Chart and figure data:
◆ ◆ ◆
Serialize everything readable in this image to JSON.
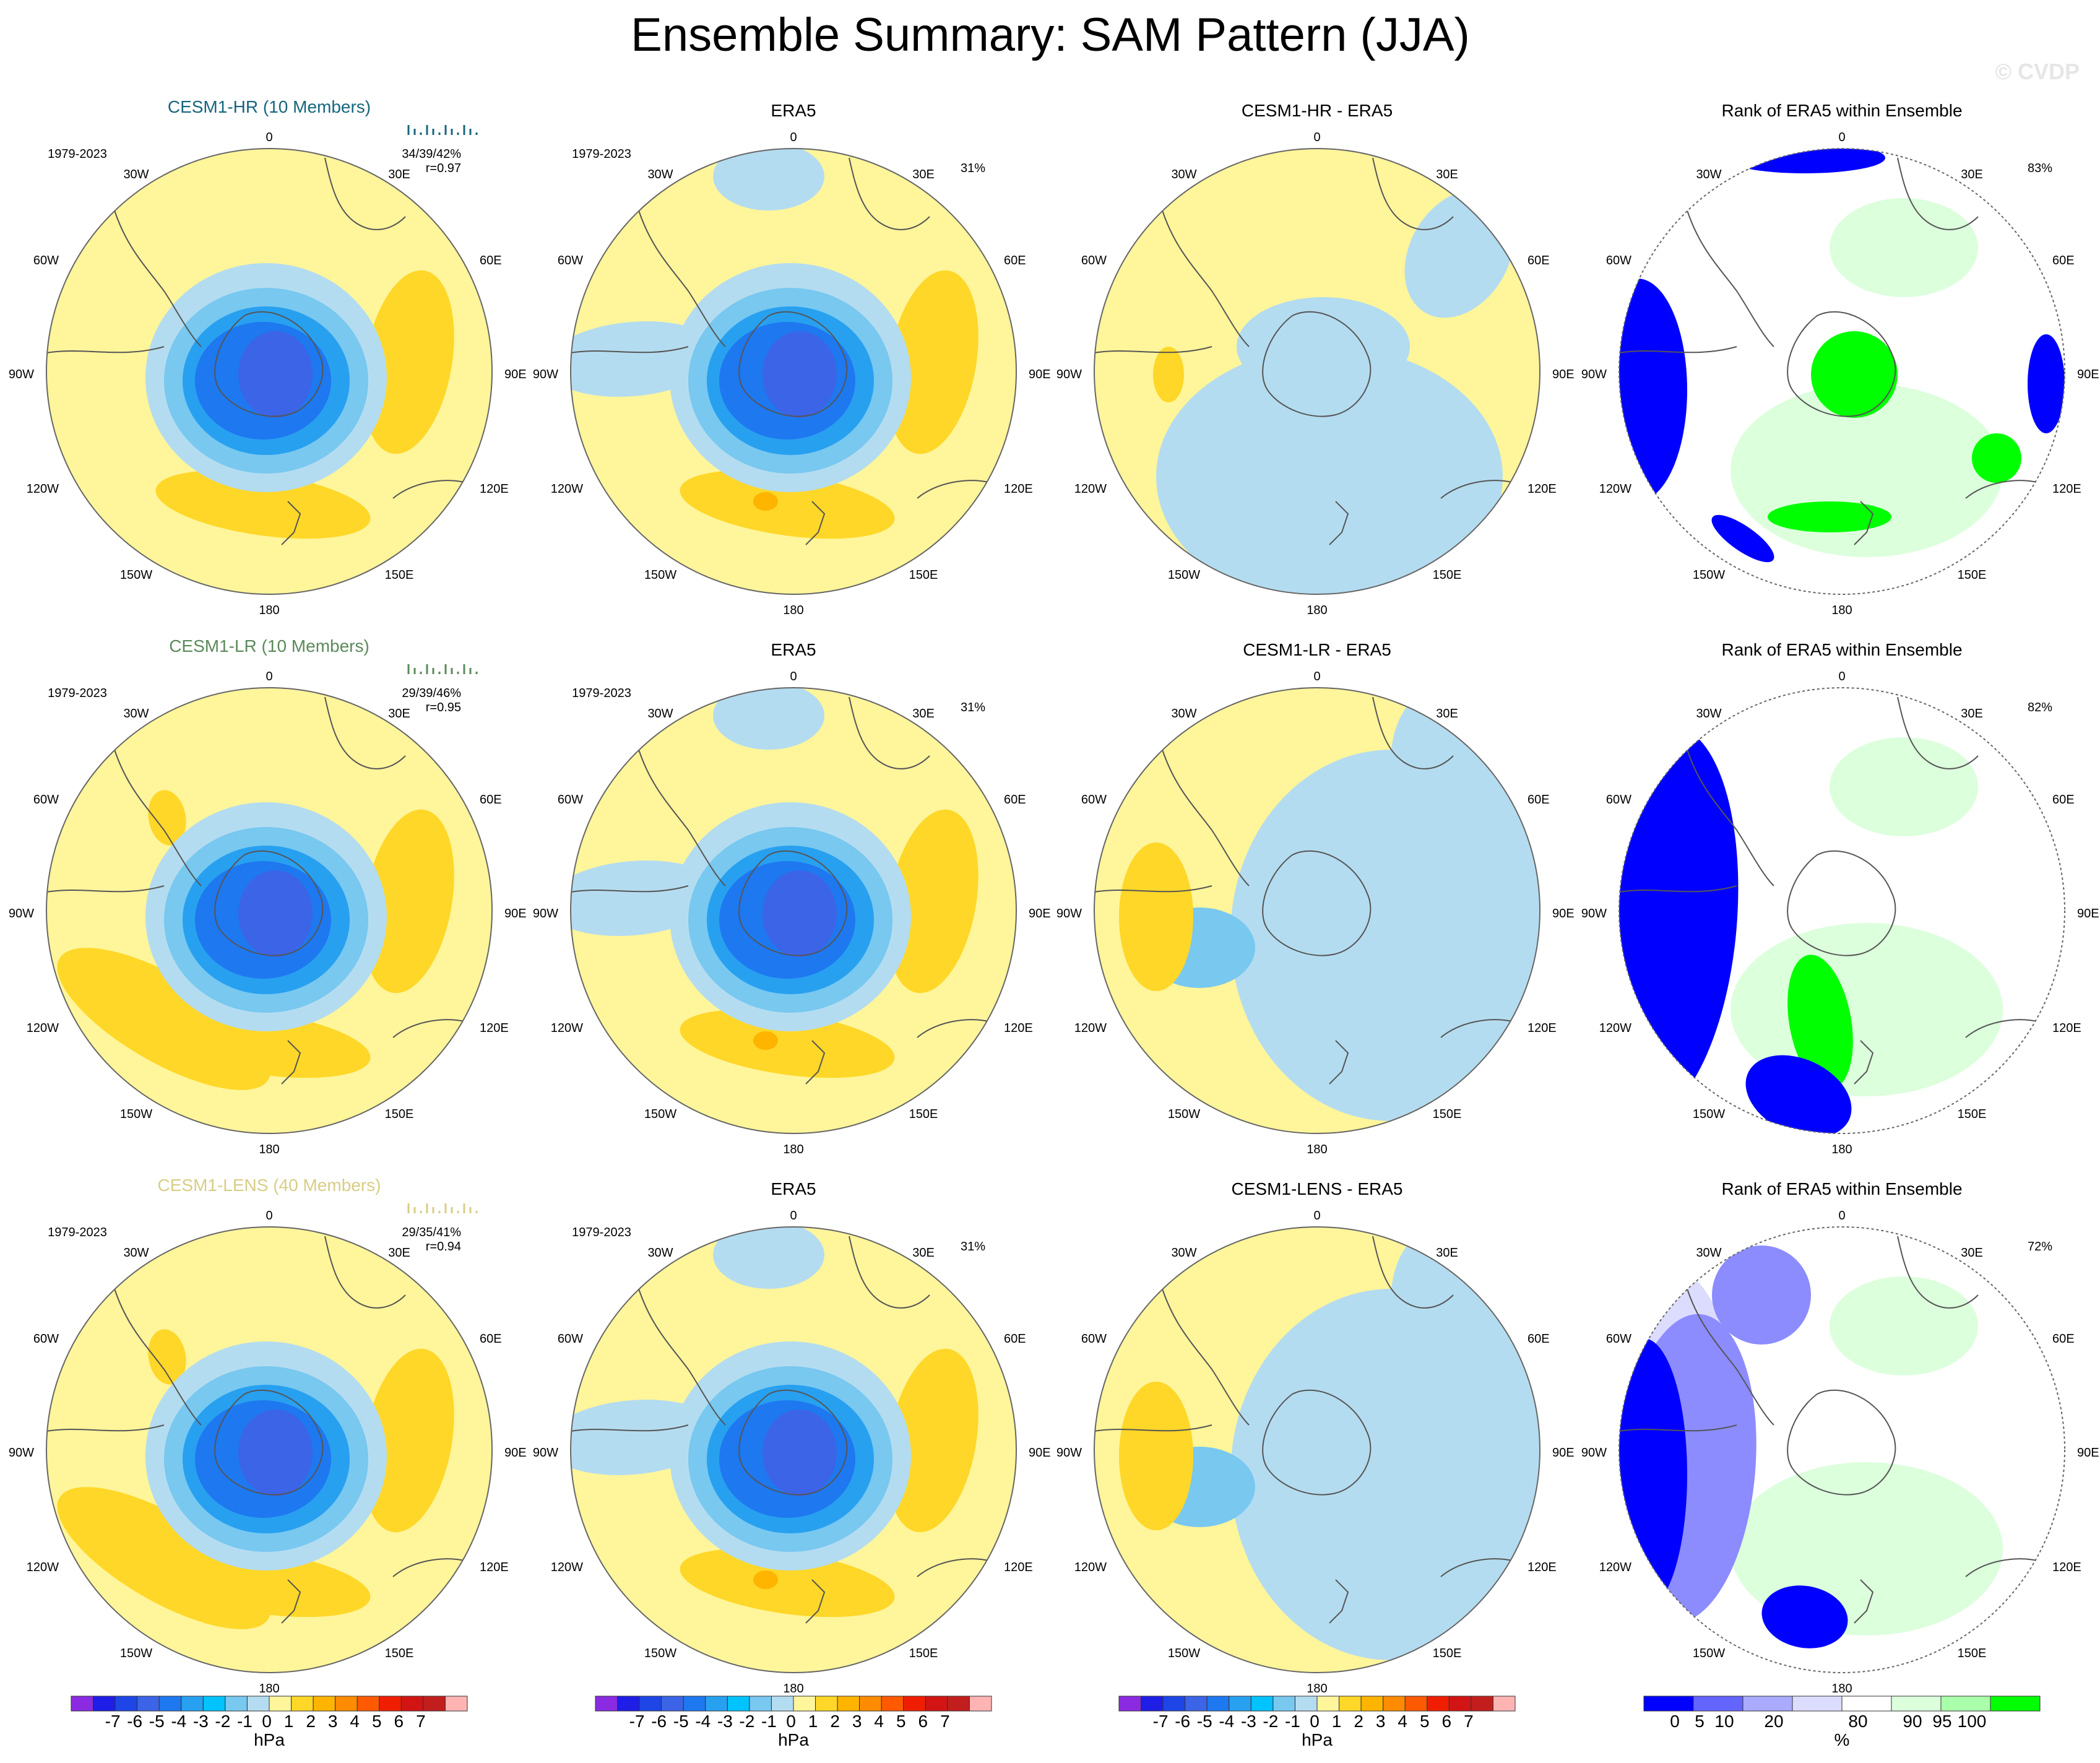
{
  "title": "Ensemble Summary: SAM Pattern (JJA)",
  "watermark": "© CVDP",
  "lon_labels": {
    "top": "0",
    "bottom": "180",
    "upper_left": "30W",
    "upper_right": "30E",
    "left_upper": "60W",
    "right_upper": "60E",
    "left": "90W",
    "right": "90E",
    "left_lower": "120W",
    "right_lower": "120E",
    "lower_left": "150W",
    "lower_right": "150E"
  },
  "rows": [
    {
      "model_title": "CESM1-HR (10 Members)",
      "model_color": "#16667e",
      "period": "1979-2023",
      "stats": "34/39/42%",
      "corr": "r=0.97",
      "era5_title": "ERA5",
      "era5_period": "1979-2023",
      "era5_pct": "31%",
      "diff_title": "CESM1-HR - ERA5",
      "rank_title": "Rank of ERA5 within Ensemble",
      "rank_pct": "83%"
    },
    {
      "model_title": "CESM1-LR (10 Members)",
      "model_color": "#5b8a5b",
      "period": "1979-2023",
      "stats": "29/39/46%",
      "corr": "r=0.95",
      "era5_title": "ERA5",
      "era5_period": "1979-2023",
      "era5_pct": "31%",
      "diff_title": "CESM1-LR - ERA5",
      "rank_title": "Rank of ERA5 within Ensemble",
      "rank_pct": "82%"
    },
    {
      "model_title": "CESM1-LENS (40 Members)",
      "model_color": "#d8cd86",
      "period": "1979-2023",
      "stats": "29/35/41%",
      "corr": "r=0.94",
      "era5_title": "ERA5",
      "era5_period": "1979-2023",
      "era5_pct": "31%",
      "diff_title": "CESM1-LENS - ERA5",
      "rank_title": "Rank of ERA5 within Ensemble",
      "rank_pct": "72%"
    }
  ],
  "hpa_colorbar": {
    "unit": "hPa",
    "labels": [
      "-7",
      "-6",
      "-5",
      "-4",
      "-3",
      "-2",
      "-1",
      "0",
      "1",
      "2",
      "3",
      "4",
      "5",
      "6",
      "7"
    ],
    "colors": [
      "#8a2be2",
      "#1e1ee6",
      "#1e46e6",
      "#3c64e6",
      "#1e78f0",
      "#28a0f0",
      "#00c3ff",
      "#78c8f0",
      "#b4dcf0",
      "#fff59b",
      "#ffd728",
      "#ffb400",
      "#ff8c00",
      "#ff5a00",
      "#f01e00",
      "#d21414",
      "#c31e1e",
      "#ffb4b4"
    ]
  },
  "rank_colorbar": {
    "unit": "%",
    "labels": [
      "0",
      "5",
      "10",
      "20",
      "80",
      "90",
      "95",
      "100"
    ],
    "colors": [
      "#0000ff",
      "#6464ff",
      "#aaaaff",
      "#dcdcff",
      "#ffffff",
      "#dcffdc",
      "#aaffaa",
      "#00ff00"
    ]
  },
  "colors": {
    "yellow": "#fff59b",
    "yellow_dark": "#ffd728",
    "orange": "#ffb400",
    "blue1": "#b4dcf0",
    "blue2": "#78c8f0",
    "blue3": "#28a0f0",
    "blue4": "#1e78f0",
    "blue5": "#3c64e6",
    "rank_blue": "#0000ff",
    "rank_green": "#00ff00",
    "rank_lightgreen": "#dcffdc",
    "rank_lavender": "#dcdcff"
  }
}
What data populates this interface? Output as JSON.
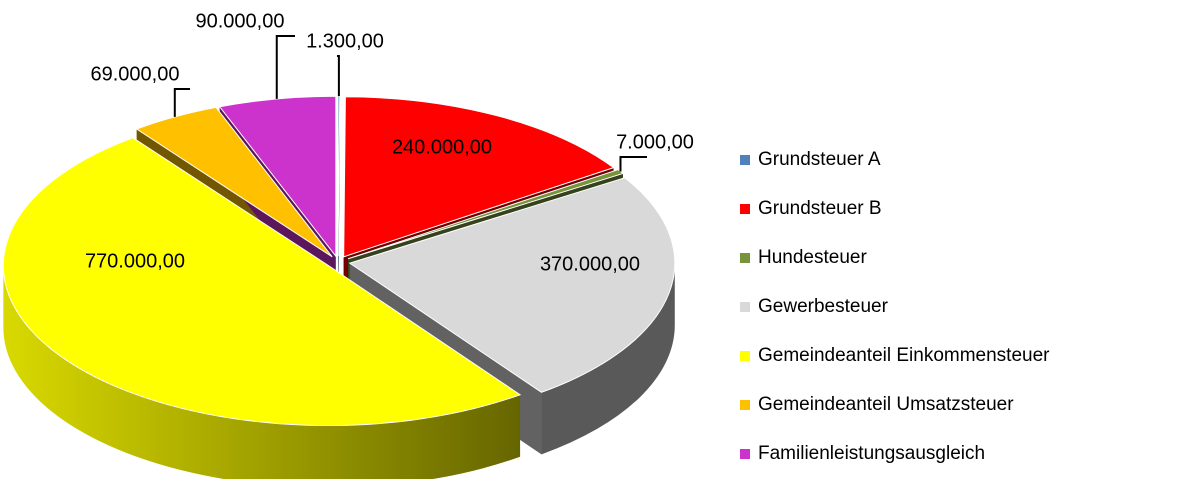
{
  "chart_data": {
    "type": "pie3d",
    "categories": [
      "Grundsteuer A",
      "Grundsteuer B",
      "Hundesteuer",
      "Gewerbesteuer",
      "Gemeindeanteil Einkommensteuer",
      "Gemeindeanteil Umsatzsteuer",
      "Familienleistungsausgleich"
    ],
    "values": [
      1300,
      240000,
      7000,
      370000,
      770000,
      69000,
      90000
    ],
    "value_labels": [
      "1.300,00",
      "240.000,00",
      "7.000,00",
      "370.000,00",
      "770.000,00",
      "69.000,00",
      "90.000,00"
    ],
    "colors": [
      "#4f81bd",
      "#ff0000",
      "#77933c",
      "#d9d9d9",
      "#ffff00",
      "#ffc000",
      "#cc33cc"
    ],
    "legend": "right"
  }
}
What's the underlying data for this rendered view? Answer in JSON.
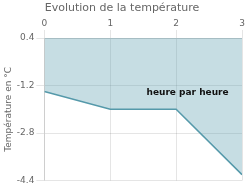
{
  "chart_data": {
    "type": "line",
    "title": "Evolution de la température",
    "y_label": "Température en °C",
    "annotations": [
      {
        "text": "heure par heure",
        "x": 1.55,
        "y": -1.3
      }
    ],
    "x": [
      0,
      1,
      2,
      3
    ],
    "values": [
      -1.4,
      -2.0,
      -2.0,
      -4.2
    ],
    "color": "#5599aa",
    "xlim": [
      0,
      3
    ],
    "xticks": [
      0,
      1,
      2,
      3
    ],
    "ylim": [
      -4.4,
      0.4
    ],
    "yticks": [
      -4.4,
      -2.8,
      -1.2,
      0.4
    ],
    "grid": true
  }
}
◆ ◆ ◆
## Exercise aim
Gather from the records above every line containing the string "Members".

## Solution to this task
      "model_title": "CESM1-HR (10 Members)",
      "model_title": "CESM1-LR (10 Members)",
      "model_title": "CESM1-LENS (40 Members)",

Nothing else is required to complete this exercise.